• TEXTO DE LEITURA
/---
Começamos por uma
casa, pelo sentimento uma força em exercício, um poder que vem de há muito
tempo, quando essa casa era igual mas era uma herdade, um latifúndio, quando
nada faltava - a família, as empregadas na cozinha, o feitor, os campos, a vila
ao fundo, e a voz do avô a comandar o mundo. Agora há fotografias no Alentejo
em vez de pessoas, e há objectos, cientes que também acabarão sem ninguém, há
memórias de quem dorme, ou morreu, mortos que não sabem se a vida foi vida, há
os irmãos, um é autista, e a imagem da mãe muito nítida, sempre de costas
(alguma vez a vi sem ser de costas para mim?). Nessa altura já não se sabia a
que cheira o vento, como não se sabe para onde foi a Maria Adelaide, morta
também, foi para Lisboa? A herdade foi tirada ao autista, e a doença (de quem?)
\---
• LISTAGEM FORNECIDA
/---
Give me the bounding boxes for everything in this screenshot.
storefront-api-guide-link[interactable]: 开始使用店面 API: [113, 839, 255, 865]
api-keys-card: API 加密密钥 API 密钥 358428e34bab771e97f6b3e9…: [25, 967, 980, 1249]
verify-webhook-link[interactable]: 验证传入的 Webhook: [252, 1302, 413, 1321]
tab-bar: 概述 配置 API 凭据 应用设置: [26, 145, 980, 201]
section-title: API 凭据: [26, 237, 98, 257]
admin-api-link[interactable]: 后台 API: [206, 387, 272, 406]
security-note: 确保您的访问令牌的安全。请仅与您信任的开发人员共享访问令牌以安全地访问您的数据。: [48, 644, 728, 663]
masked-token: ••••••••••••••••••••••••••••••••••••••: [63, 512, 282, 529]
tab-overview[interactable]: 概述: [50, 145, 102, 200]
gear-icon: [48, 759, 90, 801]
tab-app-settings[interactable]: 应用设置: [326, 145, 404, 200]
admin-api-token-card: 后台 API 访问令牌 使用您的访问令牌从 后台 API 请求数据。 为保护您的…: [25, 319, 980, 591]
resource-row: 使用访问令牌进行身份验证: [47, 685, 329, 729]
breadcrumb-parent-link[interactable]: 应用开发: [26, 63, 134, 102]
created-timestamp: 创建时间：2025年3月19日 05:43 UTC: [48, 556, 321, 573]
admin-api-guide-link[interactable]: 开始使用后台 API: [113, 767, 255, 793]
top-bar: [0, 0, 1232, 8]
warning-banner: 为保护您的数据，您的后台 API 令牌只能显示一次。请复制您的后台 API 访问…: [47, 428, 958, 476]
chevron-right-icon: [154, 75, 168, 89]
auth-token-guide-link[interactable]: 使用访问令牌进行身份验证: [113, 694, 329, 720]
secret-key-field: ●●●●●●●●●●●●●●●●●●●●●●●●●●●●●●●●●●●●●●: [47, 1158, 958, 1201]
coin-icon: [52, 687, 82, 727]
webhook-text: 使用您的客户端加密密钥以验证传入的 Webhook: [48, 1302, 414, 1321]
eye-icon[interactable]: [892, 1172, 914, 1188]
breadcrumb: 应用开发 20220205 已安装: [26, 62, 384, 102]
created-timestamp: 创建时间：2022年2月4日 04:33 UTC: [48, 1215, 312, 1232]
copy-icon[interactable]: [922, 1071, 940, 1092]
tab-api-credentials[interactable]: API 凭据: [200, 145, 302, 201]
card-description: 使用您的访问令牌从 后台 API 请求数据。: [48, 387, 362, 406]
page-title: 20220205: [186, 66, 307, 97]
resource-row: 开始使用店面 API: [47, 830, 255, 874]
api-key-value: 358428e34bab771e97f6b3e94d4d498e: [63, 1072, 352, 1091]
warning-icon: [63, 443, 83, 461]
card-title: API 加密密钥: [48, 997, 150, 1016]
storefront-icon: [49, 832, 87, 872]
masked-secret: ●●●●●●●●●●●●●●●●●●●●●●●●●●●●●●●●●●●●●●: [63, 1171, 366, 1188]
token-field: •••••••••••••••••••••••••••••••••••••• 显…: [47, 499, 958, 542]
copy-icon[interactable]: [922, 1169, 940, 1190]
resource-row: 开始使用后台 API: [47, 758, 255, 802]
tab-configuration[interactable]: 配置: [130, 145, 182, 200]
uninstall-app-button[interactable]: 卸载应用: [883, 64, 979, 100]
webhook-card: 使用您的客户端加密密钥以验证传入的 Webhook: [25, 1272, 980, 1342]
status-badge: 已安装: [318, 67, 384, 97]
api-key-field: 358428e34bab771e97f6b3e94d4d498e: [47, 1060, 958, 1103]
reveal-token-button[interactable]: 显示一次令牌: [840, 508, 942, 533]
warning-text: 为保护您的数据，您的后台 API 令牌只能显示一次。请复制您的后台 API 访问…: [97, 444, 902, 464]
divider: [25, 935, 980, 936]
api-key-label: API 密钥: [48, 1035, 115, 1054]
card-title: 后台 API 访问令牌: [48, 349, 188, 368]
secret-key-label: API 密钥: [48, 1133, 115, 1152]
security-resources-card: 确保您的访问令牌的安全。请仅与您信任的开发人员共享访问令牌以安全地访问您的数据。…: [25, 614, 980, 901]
\---
• TAREFA 1
Responda com base no texto sobre a casa da herdade:
(a) De quem era a voz que comandava o mundo?
(b) O que há agora no Alentejo em vez de pessoas?
(c) Como é descrita a imagem da mãe?
• TAREFA 2
Escreva a continuação do texto sobre a casa da herdade a partir do ponto em que ele para.

• RESULTADO 1
(a) Era a voz do avô.
(b) Há fotografias.
(c) É uma imagem muito nítida, sempre de costas.

• RESULTADO 2
é um arquipélago branco nas radiografias dos outros, um arquipélago normal,
inocente. Estão todos mortos ou estão todos a sonhar e trocaram de sonhos, como
se pudessemos trocar de sonhos. De qualquer forma, sabemos que daqui a nada
será manhã - mas aquilo que se disse ainda se ouve lá dentro: (- Não precisa de
se casar comigo menino o seu pai nunca casou comigo). E então vamos sabendo que não será manhã nunca.